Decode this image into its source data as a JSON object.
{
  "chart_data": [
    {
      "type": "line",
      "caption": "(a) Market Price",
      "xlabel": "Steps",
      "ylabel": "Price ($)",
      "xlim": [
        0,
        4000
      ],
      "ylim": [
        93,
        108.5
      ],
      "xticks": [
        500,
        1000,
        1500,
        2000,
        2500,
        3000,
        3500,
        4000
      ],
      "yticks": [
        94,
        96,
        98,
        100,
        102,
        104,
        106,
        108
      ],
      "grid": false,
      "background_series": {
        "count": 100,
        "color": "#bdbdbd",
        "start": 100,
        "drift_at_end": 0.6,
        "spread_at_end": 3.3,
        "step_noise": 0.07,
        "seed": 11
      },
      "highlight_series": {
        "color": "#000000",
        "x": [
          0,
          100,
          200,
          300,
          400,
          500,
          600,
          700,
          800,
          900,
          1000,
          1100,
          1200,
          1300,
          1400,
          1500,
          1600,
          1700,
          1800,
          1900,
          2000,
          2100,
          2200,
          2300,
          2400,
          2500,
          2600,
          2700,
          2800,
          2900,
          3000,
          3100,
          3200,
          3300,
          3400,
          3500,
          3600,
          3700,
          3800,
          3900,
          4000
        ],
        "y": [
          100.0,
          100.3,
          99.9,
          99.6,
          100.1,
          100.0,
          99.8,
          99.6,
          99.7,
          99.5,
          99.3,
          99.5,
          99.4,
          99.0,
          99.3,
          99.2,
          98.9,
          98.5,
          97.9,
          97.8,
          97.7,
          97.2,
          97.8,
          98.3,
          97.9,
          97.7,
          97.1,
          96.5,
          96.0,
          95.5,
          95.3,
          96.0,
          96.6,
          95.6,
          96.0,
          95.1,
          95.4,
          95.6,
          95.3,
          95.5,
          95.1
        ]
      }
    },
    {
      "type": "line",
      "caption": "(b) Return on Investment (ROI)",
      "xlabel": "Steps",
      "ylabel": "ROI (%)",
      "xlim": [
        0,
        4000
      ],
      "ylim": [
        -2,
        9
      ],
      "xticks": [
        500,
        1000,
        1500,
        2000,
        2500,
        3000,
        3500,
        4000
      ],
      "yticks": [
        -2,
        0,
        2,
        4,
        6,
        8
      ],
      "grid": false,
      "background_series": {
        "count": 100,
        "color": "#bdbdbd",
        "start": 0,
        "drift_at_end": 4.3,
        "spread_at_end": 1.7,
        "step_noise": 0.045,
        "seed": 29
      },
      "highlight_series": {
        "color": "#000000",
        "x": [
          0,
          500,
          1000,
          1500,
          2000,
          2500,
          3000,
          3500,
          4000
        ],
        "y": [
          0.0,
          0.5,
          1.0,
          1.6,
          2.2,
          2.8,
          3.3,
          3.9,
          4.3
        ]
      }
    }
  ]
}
************
Objective:
Please reproduce all of the entries exactly as they stand.

Final result:
Decode this image into its source data as a JSON object.
{
  "chart_data": [
    {
      "type": "line",
      "caption": "(a) Market Price",
      "xlabel": "Steps",
      "ylabel": "Price ($)",
      "xlim": [
        0,
        4000
      ],
      "ylim": [
        93,
        108.5
      ],
      "xticks": [
        500,
        1000,
        1500,
        2000,
        2500,
        3000,
        3500,
        4000
      ],
      "yticks": [
        94,
        96,
        98,
        100,
        102,
        104,
        106,
        108
      ],
      "grid": false,
      "background_series": {
        "count": 100,
        "color": "#bdbdbd",
        "start": 100,
        "drift_at_end": 0.6,
        "spread_at_end": 3.3,
        "step_noise": 0.07,
        "seed": 11
      },
      "highlight_series": {
        "color": "#000000",
        "x": [
          0,
          100,
          200,
          300,
          400,
          500,
          600,
          700,
          800,
          900,
          1000,
          1100,
          1200,
          1300,
          1400,
          1500,
          1600,
          1700,
          1800,
          1900,
          2000,
          2100,
          2200,
          2300,
          2400,
          2500,
          2600,
          2700,
          2800,
          2900,
          3000,
          3100,
          3200,
          3300,
          3400,
          3500,
          3600,
          3700,
          3800,
          3900,
          4000
        ],
        "y": [
          100.0,
          100.3,
          99.9,
          99.6,
          100.1,
          100.0,
          99.8,
          99.6,
          99.7,
          99.5,
          99.3,
          99.5,
          99.4,
          99.0,
          99.3,
          99.2,
          98.9,
          98.5,
          97.9,
          97.8,
          97.7,
          97.2,
          97.8,
          98.3,
          97.9,
          97.7,
          97.1,
          96.5,
          96.0,
          95.5,
          95.3,
          96.0,
          96.6,
          95.6,
          96.0,
          95.1,
          95.4,
          95.6,
          95.3,
          95.5,
          95.1
        ]
      }
    },
    {
      "type": "line",
      "caption": "(b) Return on Investment (ROI)",
      "xlabel": "Steps",
      "ylabel": "ROI (%)",
      "xlim": [
        0,
        4000
      ],
      "ylim": [
        -2,
        9
      ],
      "xticks": [
        500,
        1000,
        1500,
        2000,
        2500,
        3000,
        3500,
        4000
      ],
      "yticks": [
        -2,
        0,
        2,
        4,
        6,
        8
      ],
      "grid": false,
      "background_series": {
        "count": 100,
        "color": "#bdbdbd",
        "start": 0,
        "drift_at_end": 4.3,
        "spread_at_end": 1.7,
        "step_noise": 0.045,
        "seed": 29
      },
      "highlight_series": {
        "color": "#000000",
        "x": [
          0,
          500,
          1000,
          1500,
          2000,
          2500,
          3000,
          3500,
          4000
        ],
        "y": [
          0.0,
          0.5,
          1.0,
          1.6,
          2.2,
          2.8,
          3.3,
          3.9,
          4.3
        ]
      }
    }
  ]
}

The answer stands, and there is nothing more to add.